GIVEN EXERCISE: Could you print all the entries exactly?

RECORDS FOR PROCESSING:

———

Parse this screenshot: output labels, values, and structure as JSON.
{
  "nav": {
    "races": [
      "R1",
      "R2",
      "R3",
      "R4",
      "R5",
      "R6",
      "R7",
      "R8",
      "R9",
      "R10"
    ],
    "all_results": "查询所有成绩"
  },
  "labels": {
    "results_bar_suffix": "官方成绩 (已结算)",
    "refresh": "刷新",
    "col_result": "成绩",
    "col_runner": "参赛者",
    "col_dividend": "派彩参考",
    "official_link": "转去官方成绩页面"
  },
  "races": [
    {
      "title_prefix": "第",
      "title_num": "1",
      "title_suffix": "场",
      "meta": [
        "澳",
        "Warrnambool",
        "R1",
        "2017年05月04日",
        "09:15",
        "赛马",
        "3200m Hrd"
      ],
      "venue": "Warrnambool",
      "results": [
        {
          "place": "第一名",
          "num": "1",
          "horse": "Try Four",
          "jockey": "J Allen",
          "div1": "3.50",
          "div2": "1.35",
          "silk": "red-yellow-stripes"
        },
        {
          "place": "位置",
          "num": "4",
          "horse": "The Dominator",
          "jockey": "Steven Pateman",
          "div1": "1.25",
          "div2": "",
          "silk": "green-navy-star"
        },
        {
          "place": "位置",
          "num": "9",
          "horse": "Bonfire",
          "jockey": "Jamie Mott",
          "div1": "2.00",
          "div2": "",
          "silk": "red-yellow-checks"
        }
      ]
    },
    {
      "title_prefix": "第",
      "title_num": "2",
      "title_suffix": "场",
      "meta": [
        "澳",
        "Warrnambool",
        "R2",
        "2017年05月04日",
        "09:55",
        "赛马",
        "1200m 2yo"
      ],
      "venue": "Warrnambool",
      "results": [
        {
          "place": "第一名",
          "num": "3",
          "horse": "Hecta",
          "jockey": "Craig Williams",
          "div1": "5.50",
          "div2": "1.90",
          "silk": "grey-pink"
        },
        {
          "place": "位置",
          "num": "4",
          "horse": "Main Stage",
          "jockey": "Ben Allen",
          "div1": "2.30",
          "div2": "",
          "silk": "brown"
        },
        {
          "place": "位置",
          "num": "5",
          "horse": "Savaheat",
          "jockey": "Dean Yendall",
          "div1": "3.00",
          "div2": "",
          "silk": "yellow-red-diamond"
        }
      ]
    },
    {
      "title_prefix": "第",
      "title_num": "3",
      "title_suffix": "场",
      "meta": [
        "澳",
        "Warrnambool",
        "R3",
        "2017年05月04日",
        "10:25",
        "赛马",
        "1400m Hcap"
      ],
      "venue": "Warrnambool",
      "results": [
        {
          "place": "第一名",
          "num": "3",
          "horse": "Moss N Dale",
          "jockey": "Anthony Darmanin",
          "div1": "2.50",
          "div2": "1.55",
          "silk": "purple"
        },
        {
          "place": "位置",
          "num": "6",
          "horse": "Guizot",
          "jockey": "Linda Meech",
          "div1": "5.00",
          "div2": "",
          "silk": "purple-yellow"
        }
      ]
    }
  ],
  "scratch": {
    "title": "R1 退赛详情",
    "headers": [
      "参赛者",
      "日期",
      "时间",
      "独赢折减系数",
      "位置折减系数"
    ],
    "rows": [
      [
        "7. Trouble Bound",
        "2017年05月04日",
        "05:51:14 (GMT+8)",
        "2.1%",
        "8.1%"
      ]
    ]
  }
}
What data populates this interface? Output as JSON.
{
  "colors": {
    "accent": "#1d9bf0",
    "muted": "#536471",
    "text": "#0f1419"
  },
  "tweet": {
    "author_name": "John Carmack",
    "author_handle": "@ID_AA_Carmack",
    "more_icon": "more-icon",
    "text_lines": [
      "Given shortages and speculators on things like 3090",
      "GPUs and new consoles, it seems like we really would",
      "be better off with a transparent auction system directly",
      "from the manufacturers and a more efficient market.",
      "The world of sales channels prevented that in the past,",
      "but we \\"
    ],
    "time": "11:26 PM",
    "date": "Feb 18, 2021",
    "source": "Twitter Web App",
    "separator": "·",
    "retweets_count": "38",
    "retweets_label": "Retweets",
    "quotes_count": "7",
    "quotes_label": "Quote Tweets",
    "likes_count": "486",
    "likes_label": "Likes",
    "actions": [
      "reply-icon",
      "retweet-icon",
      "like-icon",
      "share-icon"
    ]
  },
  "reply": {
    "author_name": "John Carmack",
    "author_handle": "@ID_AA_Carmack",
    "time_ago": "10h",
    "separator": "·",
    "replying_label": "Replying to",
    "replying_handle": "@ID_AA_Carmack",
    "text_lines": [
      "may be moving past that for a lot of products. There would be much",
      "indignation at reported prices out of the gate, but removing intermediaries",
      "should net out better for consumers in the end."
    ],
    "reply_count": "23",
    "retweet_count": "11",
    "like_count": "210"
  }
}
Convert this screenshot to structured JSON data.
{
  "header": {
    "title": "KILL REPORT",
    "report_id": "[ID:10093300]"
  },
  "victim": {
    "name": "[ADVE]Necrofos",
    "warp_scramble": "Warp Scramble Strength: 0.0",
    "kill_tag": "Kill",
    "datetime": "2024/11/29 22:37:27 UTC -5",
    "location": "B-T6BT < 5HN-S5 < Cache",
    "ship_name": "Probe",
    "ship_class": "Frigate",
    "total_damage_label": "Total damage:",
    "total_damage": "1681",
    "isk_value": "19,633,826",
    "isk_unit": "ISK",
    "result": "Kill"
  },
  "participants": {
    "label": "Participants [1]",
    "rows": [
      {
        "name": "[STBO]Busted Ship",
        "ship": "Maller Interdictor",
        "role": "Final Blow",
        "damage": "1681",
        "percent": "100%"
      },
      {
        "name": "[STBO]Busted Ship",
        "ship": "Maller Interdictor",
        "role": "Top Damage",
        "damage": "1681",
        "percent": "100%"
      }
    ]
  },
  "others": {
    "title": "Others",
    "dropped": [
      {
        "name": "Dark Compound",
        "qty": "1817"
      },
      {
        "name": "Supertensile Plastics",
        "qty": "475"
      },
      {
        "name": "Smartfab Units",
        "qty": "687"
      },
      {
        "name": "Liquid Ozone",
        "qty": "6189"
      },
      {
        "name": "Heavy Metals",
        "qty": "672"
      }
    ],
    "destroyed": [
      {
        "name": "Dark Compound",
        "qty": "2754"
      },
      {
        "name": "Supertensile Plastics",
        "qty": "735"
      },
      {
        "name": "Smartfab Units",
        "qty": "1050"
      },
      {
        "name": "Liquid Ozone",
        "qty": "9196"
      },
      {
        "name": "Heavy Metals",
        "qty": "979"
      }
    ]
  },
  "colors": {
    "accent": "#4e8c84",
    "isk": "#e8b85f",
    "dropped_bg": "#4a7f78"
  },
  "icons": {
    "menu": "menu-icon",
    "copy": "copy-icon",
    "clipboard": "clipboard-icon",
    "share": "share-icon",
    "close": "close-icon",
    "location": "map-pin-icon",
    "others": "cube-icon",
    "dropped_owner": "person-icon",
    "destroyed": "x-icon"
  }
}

———

SOLUTION FOR THIS PROBLEM:
Parse this screenshot: output labels, values, and structure as JSON.
{
  "nav": {
    "races": [
      "R1",
      "R2",
      "R3",
      "R4",
      "R5",
      "R6",
      "R7",
      "R8",
      "R9",
      "R10"
    ],
    "all_results": "查询所有成绩"
  },
  "labels": {
    "results_bar_suffix": "官方成绩 (已结算)",
    "refresh": "刷新",
    "col_result": "成绩",
    "col_runner": "参赛者",
    "col_dividend": "派彩参考",
    "official_link": "转去官方成绩页面"
  },
  "races": [
    {
      "title_prefix": "第",
      "title_num": "1",
      "title_suffix": "场",
      "meta": [
        "澳",
        "Warrnambool",
        "R1",
        "2017年05月04日",
        "09:15",
        "赛马",
        "3200m Hrd"
      ],
      "venue": "Warrnambool",
      "results": [
        {
          "place": "第一名",
          "num": "1",
          "horse": "Try Four",
          "jockey": "J Allen",
          "div1": "3.50",
          "div2": "1.35",
          "silk": "red-yellow-stripes"
        },
        {
          "place": "位置",
          "num": "4",
          "horse": "The Dominator",
          "jockey": "Steven Pateman",
          "div1": "1.25",
          "div2": "",
          "silk": "green-navy-star"
        },
        {
          "place": "位置",
          "num": "9",
          "horse": "Bonfire",
          "jockey": "Jamie Mott",
          "div1": "2.00",
          "div2": "",
          "silk": "red-yellow-checks"
        }
      ]
    },
    {
      "title_prefix": "第",
      "title_num": "2",
      "title_suffix": "场",
      "meta": [
        "澳",
        "Warrnambool",
        "R2",
        "2017年05月04日",
        "09:55",
        "赛马",
        "1200m 2yo"
      ],
      "venue": "Warrnambool",
      "results": [
        {
          "place": "第一名",
          "num": "3",
          "horse": "Hecta",
          "jockey": "Craig Williams",
          "div1": "5.50",
          "div2": "1.90",
          "silk": "grey-pink"
        },
        {
          "place": "位置",
          "num": "4",
          "horse": "Main Stage",
          "jockey": "Ben Allen",
          "div1": "2.30",
          "div2": "",
          "silk": "brown"
        },
        {
          "place": "位置",
          "num": "5",
          "horse": "Savaheat",
          "jockey": "Dean Yendall",
          "div1": "3.00",
          "div2": "",
          "silk": "yellow-red-diamond"
        }
      ]
    },
    {
      "title_prefix": "第",
      "title_num": "3",
      "title_suffix": "场",
      "meta": [
        "澳",
        "Warrnambool",
        "R3",
        "2017年05月04日",
        "10:25",
        "赛马",
        "1400m Hcap"
      ],
      "venue": "Warrnambool",
      "results": [
        {
          "place": "第一名",
          "num": "3",
          "horse": "Moss N Dale",
          "jockey": "Anthony Darmanin",
          "div1": "2.50",
          "div2": "1.55",
          "silk": "purple"
        },
        {
          "place": "位置",
          "num": "6",
          "horse": "Guizot",
          "jockey": "Linda Meech",
          "div1": "5.00",
          "div2": "",
          "silk": "purple-yellow"
        }
      ]
    }
  ],
  "scratch": {
    "title": "R1 退赛详情",
    "headers": [
      "参赛者",
      "日期",
      "时间",
      "独赢折减系数",
      "位置折减系数"
    ],
    "rows": [
      [
        "7. Trouble Bound",
        "2017年05月04日",
        "05:51:14 (GMT+8)",
        "2.1%",
        "8.1%"
      ]
    ]
  }
}
What data populates this interface? Output as JSON.
{
  "colors": {
    "accent": "#1d9bf0",
    "muted": "#536471",
    "text": "#0f1419"
  },
  "tweet": {
    "author_name": "John Carmack",
    "author_handle": "@ID_AA_Carmack",
    "more_icon": "more-icon",
    "text_lines": [
      "Given shortages and speculators on things like 3090",
      "GPUs and new consoles, it seems like we really would",
      "be better off with a transparent auction system directly",
      "from the manufacturers and a more efficient market.",
      "The world of sales channels prevented that in the past,",
      "but we \\"
    ],
    "time": "11:26 PM",
    "date": "Feb 18, 2021",
    "source": "Twitter Web App",
    "separator": "·",
    "retweets_count": "38",
    "retweets_label": "Retweets",
    "quotes_count": "7",
    "quotes_label": "Quote Tweets",
    "likes_count": "486",
    "likes_label": "Likes",
    "actions": [
      "reply-icon",
      "retweet-icon",
      "like-icon",
      "share-icon"
    ]
  },
  "reply": {
    "author_name": "John Carmack",
    "author_handle": "@ID_AA_Carmack",
    "time_ago": "10h",
    "separator": "·",
    "replying_label": "Replying to",
    "replying_handle": "@ID_AA_Carmack",
    "text_lines": [
      "may be moving past that for a lot of products. There would be much",
      "indignation at reported prices out of the gate, but removing intermediaries",
      "should net out better for consumers in the end."
    ],
    "reply_count": "23",
    "retweet_count": "11",
    "like_count": "210"
  }
}
Convert this screenshot to structured JSON data.
{
  "header": {
    "title": "KILL REPORT",
    "report_id": "[ID:10093300]"
  },
  "victim": {
    "name": "[ADVE]Necrofos",
    "warp_scramble": "Warp Scramble Strength: 0.0",
    "kill_tag": "Kill",
    "datetime": "2024/11/29 22:37:27 UTC -5",
    "location": "B-T6BT < 5HN-S5 < Cache",
    "ship_name": "Probe",
    "ship_class": "Frigate",
    "total_damage_label": "Total damage:",
    "total_damage": "1681",
    "isk_value": "19,633,826",
    "isk_unit": "ISK",
    "result": "Kill"
  },
  "participants": {
    "label": "Participants [1]",
    "rows": [
      {
        "name": "[STBO]Busted Ship",
        "ship": "Maller Interdictor",
        "role": "Final Blow",
        "damage": "1681",
        "percent": "100%"
      },
      {
        "name": "[STBO]Busted Ship",
        "ship": "Maller Interdictor",
        "role": "Top Damage",
        "damage": "1681",
        "percent": "100%"
      }
    ]
  },
  "others": {
    "title": "Others",
    "dropped": [
      {
        "name": "Dark Compound",
        "qty": "1817"
      },
      {
        "name": "Supertensile Plastics",
        "qty": "475"
      },
      {
        "name": "Smartfab Units",
        "qty": "687"
      },
      {
        "name": "Liquid Ozone",
        "qty": "6189"
      },
      {
        "name": "Heavy Metals",
        "qty": "672"
      }
    ],
    "destroyed": [
      {
        "name": "Dark Compound",
        "qty": "2754"
      },
      {
        "name": "Supertensile Plastics",
        "qty": "735"
      },
      {
        "name": "Smartfab Units",
        "qty": "1050"
      },
      {
        "name": "Liquid Ozone",
        "qty": "9196"
      },
      {
        "name": "Heavy Metals",
        "qty": "979"
      }
    ]
  },
  "colors": {
    "accent": "#4e8c84",
    "isk": "#e8b85f",
    "dropped_bg": "#4a7f78"
  },
  "icons": {
    "menu": "menu-icon",
    "copy": "copy-icon",
    "clipboard": "clipboard-icon",
    "share": "share-icon",
    "close": "close-icon",
    "location": "map-pin-icon",
    "others": "cube-icon",
    "dropped_owner": "person-icon",
    "destroyed": "x-icon"
  }
}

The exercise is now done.